[Entries taken from a collection]
○ ○ ○ ○ ○ ○ ○
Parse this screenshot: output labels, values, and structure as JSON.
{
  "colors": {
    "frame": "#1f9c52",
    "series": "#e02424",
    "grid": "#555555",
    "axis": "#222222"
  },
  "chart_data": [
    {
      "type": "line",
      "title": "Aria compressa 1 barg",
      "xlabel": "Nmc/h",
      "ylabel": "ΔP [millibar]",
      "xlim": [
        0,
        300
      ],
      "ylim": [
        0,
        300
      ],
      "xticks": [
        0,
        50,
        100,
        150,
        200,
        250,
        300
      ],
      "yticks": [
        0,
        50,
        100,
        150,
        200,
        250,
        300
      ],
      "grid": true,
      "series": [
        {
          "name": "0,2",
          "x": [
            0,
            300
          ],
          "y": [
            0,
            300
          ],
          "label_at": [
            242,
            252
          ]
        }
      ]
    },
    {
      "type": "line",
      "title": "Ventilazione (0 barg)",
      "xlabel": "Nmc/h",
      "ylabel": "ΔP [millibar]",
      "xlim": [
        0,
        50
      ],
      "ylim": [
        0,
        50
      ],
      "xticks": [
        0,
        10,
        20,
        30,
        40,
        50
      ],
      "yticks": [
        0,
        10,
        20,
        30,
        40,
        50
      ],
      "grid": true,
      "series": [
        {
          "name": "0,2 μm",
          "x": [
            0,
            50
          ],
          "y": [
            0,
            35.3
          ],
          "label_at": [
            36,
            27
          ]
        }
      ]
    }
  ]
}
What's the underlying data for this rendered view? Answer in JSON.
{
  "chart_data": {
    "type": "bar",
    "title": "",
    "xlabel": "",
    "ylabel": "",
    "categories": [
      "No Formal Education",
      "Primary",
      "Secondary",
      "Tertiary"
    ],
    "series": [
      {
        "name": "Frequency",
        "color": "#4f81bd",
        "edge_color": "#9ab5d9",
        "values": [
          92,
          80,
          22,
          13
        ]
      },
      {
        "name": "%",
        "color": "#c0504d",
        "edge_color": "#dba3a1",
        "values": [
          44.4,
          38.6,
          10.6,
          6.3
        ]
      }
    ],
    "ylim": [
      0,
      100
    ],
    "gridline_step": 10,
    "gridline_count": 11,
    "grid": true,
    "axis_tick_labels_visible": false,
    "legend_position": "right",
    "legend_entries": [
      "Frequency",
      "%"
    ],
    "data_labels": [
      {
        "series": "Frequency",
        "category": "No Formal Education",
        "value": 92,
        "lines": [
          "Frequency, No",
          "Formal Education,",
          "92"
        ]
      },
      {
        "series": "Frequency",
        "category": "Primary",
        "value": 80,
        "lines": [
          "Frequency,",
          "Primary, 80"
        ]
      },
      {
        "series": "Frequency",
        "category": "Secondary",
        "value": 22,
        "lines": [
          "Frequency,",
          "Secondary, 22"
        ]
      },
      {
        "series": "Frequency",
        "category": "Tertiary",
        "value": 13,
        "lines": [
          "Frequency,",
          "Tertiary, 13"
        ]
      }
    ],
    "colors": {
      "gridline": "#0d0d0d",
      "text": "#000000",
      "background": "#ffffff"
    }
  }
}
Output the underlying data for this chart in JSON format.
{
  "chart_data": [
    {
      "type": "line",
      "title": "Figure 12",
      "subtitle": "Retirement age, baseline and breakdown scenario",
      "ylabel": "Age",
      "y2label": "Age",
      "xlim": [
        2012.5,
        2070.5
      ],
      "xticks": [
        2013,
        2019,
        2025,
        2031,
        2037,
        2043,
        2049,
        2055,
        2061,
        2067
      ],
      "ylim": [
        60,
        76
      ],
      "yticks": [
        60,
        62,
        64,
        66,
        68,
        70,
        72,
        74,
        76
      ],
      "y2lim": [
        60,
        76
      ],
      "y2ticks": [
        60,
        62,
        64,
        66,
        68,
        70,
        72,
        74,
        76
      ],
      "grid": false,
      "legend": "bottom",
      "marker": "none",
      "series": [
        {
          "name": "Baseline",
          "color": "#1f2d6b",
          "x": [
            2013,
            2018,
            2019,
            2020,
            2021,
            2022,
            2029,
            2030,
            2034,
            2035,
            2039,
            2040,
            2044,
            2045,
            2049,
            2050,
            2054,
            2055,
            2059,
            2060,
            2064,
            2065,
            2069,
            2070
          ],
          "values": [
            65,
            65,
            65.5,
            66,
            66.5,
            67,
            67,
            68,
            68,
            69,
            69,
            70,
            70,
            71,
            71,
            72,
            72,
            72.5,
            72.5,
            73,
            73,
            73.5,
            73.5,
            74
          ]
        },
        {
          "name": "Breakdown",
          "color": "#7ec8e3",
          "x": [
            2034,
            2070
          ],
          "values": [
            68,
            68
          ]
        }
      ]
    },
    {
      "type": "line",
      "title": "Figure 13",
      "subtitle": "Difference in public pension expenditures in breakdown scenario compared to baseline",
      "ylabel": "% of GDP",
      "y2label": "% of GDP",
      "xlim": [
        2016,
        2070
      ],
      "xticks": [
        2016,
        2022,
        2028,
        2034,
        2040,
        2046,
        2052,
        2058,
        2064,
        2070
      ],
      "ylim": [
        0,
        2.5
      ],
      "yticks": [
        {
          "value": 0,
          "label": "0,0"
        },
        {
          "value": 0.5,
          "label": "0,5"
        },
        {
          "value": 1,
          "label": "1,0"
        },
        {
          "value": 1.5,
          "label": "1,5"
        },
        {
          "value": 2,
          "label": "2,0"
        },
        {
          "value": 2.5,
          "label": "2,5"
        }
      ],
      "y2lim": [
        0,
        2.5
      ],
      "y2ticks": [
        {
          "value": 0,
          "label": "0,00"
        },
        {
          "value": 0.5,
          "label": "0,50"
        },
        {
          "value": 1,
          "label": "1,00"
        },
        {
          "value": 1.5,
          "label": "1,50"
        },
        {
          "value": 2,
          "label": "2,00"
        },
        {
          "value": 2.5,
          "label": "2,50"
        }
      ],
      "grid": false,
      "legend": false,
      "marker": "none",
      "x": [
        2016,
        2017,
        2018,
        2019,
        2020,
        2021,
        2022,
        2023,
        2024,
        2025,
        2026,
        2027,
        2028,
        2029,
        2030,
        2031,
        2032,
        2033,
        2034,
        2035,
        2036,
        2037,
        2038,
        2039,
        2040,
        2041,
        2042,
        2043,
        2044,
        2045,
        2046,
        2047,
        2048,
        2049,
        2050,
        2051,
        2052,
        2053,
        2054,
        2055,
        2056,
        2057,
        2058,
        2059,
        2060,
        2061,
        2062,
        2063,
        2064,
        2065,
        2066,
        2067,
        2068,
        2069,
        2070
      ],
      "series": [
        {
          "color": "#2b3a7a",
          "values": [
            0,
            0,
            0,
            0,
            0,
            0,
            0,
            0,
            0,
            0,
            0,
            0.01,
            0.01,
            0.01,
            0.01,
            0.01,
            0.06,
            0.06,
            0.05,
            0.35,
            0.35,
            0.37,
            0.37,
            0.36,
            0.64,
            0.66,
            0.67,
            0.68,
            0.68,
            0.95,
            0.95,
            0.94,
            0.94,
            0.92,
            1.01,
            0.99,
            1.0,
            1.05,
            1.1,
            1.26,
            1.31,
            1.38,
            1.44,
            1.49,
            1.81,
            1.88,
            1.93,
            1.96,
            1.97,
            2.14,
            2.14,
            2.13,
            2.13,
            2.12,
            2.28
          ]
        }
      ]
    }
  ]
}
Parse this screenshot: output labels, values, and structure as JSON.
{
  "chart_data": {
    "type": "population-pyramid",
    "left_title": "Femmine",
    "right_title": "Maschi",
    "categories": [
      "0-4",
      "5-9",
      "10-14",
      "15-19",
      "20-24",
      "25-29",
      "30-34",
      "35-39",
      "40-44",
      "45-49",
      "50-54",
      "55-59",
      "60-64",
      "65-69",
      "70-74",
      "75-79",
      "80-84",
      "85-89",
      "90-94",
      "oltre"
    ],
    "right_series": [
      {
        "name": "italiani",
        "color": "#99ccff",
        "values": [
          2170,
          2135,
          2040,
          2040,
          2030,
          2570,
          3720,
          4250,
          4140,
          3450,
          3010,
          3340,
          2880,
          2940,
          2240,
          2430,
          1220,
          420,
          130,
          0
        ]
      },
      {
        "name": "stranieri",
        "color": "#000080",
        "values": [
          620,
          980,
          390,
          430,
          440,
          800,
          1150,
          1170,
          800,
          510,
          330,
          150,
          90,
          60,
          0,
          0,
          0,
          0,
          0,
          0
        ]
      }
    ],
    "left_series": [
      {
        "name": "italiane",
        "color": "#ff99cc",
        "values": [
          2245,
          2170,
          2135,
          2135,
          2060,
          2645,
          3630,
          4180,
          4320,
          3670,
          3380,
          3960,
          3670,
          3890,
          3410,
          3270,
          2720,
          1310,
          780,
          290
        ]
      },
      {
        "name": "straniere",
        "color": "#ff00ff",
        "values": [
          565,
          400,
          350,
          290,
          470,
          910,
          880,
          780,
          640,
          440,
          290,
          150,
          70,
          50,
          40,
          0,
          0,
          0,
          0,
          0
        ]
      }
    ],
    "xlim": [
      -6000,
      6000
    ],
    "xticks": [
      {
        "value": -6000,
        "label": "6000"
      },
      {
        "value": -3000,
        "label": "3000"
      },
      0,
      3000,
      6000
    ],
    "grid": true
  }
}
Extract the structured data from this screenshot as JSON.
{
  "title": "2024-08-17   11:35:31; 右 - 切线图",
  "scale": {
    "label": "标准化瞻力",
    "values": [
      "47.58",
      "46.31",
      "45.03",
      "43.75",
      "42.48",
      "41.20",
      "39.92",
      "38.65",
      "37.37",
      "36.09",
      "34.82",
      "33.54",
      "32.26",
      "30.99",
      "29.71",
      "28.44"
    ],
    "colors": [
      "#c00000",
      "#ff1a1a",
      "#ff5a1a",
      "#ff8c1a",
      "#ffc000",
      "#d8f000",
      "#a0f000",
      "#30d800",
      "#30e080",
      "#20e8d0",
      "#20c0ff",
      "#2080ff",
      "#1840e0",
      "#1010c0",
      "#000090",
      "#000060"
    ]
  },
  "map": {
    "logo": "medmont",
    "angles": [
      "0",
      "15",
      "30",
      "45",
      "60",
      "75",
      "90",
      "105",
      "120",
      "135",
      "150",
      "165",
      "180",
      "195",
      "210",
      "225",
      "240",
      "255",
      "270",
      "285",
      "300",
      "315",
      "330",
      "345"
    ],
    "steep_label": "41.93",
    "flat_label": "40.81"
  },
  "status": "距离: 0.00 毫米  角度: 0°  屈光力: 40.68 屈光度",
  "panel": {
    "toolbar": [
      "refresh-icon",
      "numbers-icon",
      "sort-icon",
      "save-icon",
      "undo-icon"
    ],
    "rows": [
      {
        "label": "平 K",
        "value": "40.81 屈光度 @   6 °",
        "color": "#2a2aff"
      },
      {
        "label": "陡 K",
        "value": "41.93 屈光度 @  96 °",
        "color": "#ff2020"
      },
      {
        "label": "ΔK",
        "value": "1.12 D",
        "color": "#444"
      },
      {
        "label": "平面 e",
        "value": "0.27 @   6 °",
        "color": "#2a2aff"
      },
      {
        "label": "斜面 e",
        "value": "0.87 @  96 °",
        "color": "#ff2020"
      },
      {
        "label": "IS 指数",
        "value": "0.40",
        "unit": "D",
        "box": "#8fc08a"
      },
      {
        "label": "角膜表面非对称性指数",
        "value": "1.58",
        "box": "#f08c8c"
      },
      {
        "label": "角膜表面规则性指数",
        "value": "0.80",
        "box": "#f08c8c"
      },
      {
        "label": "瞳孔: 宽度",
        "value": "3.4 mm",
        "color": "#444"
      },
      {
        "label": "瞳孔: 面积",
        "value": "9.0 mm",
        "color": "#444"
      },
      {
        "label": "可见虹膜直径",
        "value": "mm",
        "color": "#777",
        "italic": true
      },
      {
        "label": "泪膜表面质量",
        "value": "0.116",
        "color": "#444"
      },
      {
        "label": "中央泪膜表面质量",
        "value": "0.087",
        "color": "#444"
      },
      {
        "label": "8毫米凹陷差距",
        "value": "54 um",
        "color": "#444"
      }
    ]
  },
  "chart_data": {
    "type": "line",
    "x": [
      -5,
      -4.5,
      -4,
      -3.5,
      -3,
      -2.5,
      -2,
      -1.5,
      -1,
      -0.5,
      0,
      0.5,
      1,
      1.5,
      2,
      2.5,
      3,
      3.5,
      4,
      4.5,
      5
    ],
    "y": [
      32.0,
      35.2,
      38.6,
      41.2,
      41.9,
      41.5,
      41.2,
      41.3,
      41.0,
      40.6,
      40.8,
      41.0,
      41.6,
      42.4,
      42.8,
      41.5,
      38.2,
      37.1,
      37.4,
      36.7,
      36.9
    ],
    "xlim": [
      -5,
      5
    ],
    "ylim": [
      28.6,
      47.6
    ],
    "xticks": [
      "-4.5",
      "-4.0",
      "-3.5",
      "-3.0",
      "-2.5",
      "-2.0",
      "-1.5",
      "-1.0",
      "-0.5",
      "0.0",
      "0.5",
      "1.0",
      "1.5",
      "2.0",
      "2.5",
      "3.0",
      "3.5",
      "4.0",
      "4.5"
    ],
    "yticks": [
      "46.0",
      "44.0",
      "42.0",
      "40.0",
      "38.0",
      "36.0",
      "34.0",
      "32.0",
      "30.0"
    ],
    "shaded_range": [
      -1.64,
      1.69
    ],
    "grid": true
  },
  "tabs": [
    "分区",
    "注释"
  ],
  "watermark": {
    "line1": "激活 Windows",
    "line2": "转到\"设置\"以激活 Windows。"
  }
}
○ ○ ○ ○ ○ ○ ○
_TASK TO COMPLETE:_ Find how many lines of the entries contain "barg". Respond with the number only.

_OUTPUT FOR THIS TASK:_ 2